WORK TO COMPLETE - Write the data out again exactly, with no pictures.

SUPPLIED DATA -
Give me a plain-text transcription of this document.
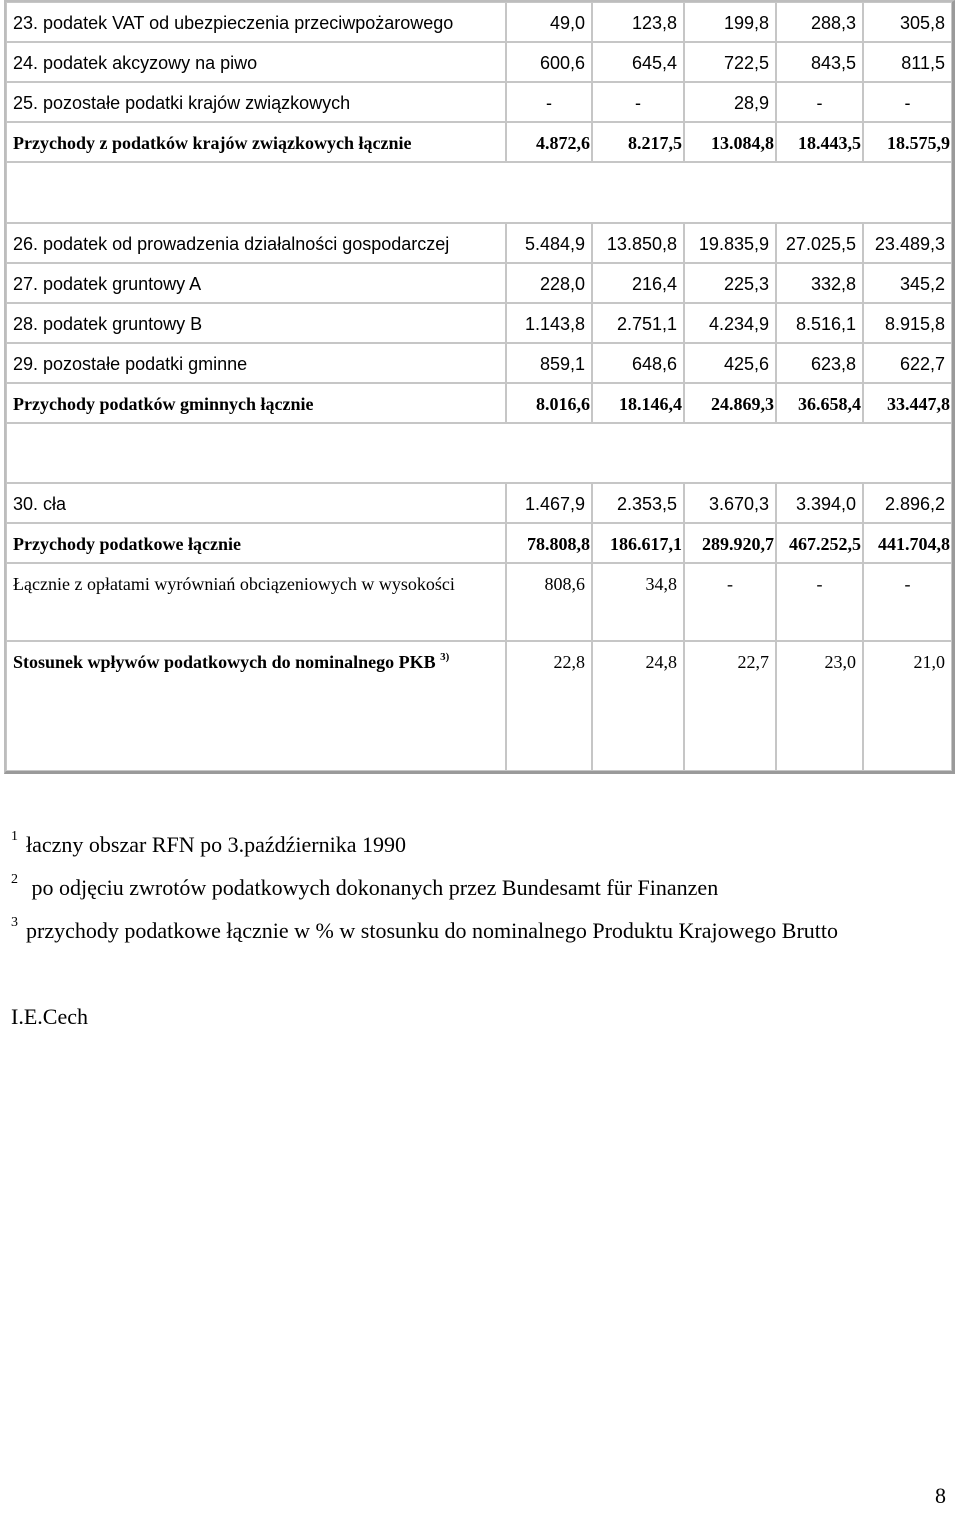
23. podatek VAT od ubezpieczenia przeciwpożarowego	49,0	123,8	199,8	288,3	305,8
24. podatek akcyzowy na piwo	600,6	645,4	722,5	843,5	811,5
25. pozostałe podatki krajów związkowych	-	-	28,9	-	-
Przychody z podatków krajów związkowych łącznie	4.872,6	8.217,5	13.084,8	18.443,5	18.575,9

26. podatek od prowadzenia działalności gospodarczej	5.484,9	13.850,8	19.835,9	27.025,5	23.489,3
27. podatek gruntowy A	228,0	216,4	225,3	332,8	345,2
28. podatek gruntowy B	1.143,8	2.751,1	4.234,9	8.516,1	8.915,8
29. pozostałe podatki gminne	859,1	648,6	425,6	623,8	622,7
Przychody podatków gminnych łącznie	8.016,6	18.146,4	24.869,3	36.658,4	33.447,8

30. cła	1.467,9	2.353,5	3.670,3	3.394,0	2.896,2
Przychody podatkowe łącznie	78.808,8	186.617,1	289.920,7	467.252,5	441.704,8
Łącznie z opłatami wyrówniań obciązeniowych w wysokości	808,6	34,8	-	-	-
Stosunek wpływów podatkowych do nominalnego PKB $^{3)}$	22,8	24,8	22,7	23,0	21,0
$^1$ łaczny obszar RFN po 3.paźdźiernika 1990
$^2$ po odjęciu zwrotów podatkowych dokonanych przez Bundesamt für Finanzen
$^3$ przychody podatkowe łącznie w % w stosunku do nominalnego Produktu Krajowego Brutto
I.E.Cech
8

COMPLETE OUTPUT -
Give me a plain-text transcription of this document.
23. podatek VAT od ubezpieczenia przeciwpożarowego	49,0	123,8	199,8	288,3	305,8
24. podatek akcyzowy na piwo	600,6	645,4	722,5	843,5	811,5
25. pozostałe podatki krajów związkowych	-	-	28,9	-	-
Przychody z podatków krajów związkowych łącznie	4.872,6	8.217,5	13.084,8	18.443,5	18.575,9

26. podatek od prowadzenia działalności gospodarczej	5.484,9	13.850,8	19.835,9	27.025,5	23.489,3
27. podatek gruntowy A	228,0	216,4	225,3	332,8	345,2
28. podatek gruntowy B	1.143,8	2.751,1	4.234,9	8.516,1	8.915,8
29. pozostałe podatki gminne	859,1	648,6	425,6	623,8	622,7
Przychody podatków gminnych łącznie	8.016,6	18.146,4	24.869,3	36.658,4	33.447,8

30. cła	1.467,9	2.353,5	3.670,3	3.394,0	2.896,2
Przychody podatkowe łącznie	78.808,8	186.617,1	289.920,7	467.252,5	441.704,8
Łącznie z opłatami wyrówniań obciązeniowych w wysokości	808,6	34,8	-	-	-
Stosunek wpływów podatkowych do nominalnego PKB $^{3)}$	22,8	24,8	22,7	23,0	21,0
$^1$ łaczny obszar RFN po 3.paźdźiernika 1990
$^2$ po odjęciu zwrotów podatkowych dokonanych przez Bundesamt für Finanzen
$^3$ przychody podatkowe łącznie w % w stosunku do nominalnego Produktu Krajowego Brutto
I.E.Cech
8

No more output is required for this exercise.